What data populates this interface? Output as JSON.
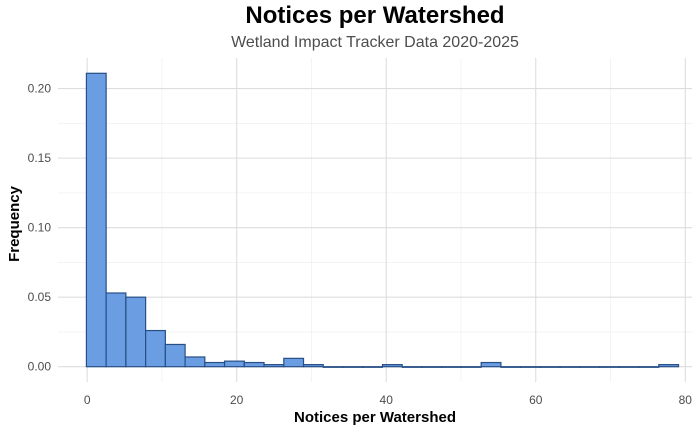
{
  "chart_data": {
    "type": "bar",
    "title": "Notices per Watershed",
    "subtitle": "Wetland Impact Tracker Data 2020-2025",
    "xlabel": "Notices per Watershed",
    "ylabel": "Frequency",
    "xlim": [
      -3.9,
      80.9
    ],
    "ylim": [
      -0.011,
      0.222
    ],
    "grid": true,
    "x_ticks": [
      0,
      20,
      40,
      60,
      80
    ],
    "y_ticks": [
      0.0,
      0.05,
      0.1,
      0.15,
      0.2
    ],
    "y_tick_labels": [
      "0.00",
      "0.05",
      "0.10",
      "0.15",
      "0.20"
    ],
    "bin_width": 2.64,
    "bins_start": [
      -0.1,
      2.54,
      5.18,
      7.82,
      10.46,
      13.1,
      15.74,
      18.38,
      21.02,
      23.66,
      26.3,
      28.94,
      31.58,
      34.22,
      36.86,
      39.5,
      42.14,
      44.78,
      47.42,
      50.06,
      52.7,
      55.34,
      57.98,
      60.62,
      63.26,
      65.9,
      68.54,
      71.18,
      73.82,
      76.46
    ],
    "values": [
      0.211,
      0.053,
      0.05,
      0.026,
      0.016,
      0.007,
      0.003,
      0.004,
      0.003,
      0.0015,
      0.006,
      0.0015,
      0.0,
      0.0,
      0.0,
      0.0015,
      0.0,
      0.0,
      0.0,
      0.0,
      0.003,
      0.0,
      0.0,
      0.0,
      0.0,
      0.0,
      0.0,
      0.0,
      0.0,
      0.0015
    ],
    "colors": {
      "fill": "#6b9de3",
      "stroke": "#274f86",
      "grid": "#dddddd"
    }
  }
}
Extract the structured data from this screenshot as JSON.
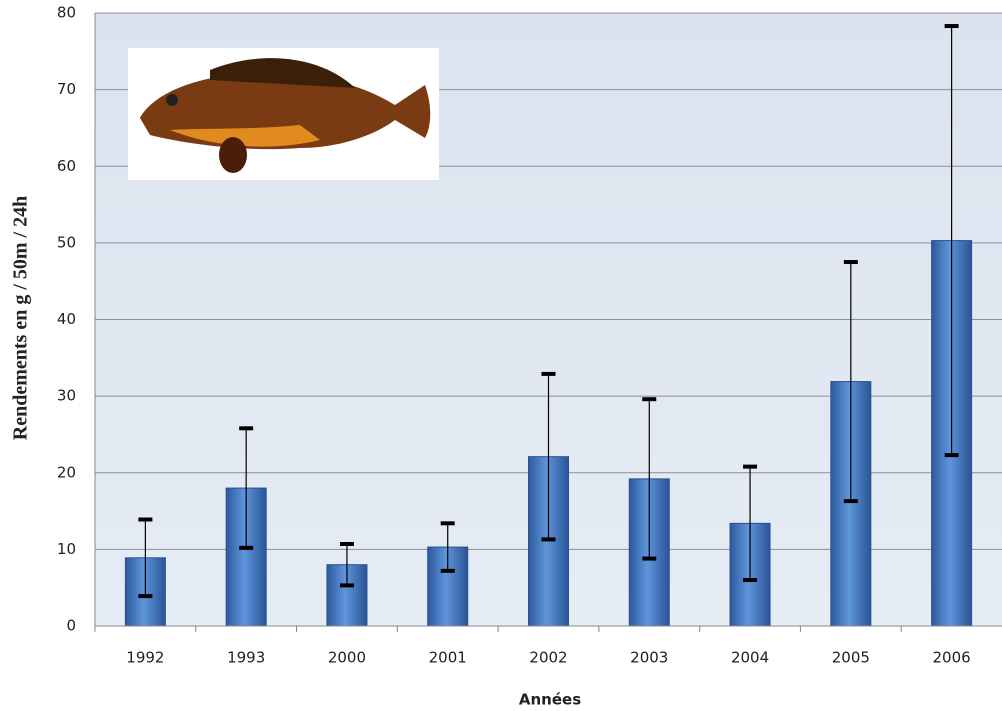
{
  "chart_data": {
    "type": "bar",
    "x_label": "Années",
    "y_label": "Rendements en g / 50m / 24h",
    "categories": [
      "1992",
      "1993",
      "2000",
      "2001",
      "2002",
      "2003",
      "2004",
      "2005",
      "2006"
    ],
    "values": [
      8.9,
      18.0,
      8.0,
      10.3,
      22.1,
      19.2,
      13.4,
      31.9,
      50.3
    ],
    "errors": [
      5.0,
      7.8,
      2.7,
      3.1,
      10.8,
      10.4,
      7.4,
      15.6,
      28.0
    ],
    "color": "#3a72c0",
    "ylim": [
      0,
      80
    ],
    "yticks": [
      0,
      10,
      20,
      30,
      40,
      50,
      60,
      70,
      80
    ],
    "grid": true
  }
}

* [Given instruction]: From the data above, gather every line that includes the word "JSON".

* [Result for this exercise]:
What data populates this interface? Output as JSON.
Extract the structured data from this screenshot as JSON.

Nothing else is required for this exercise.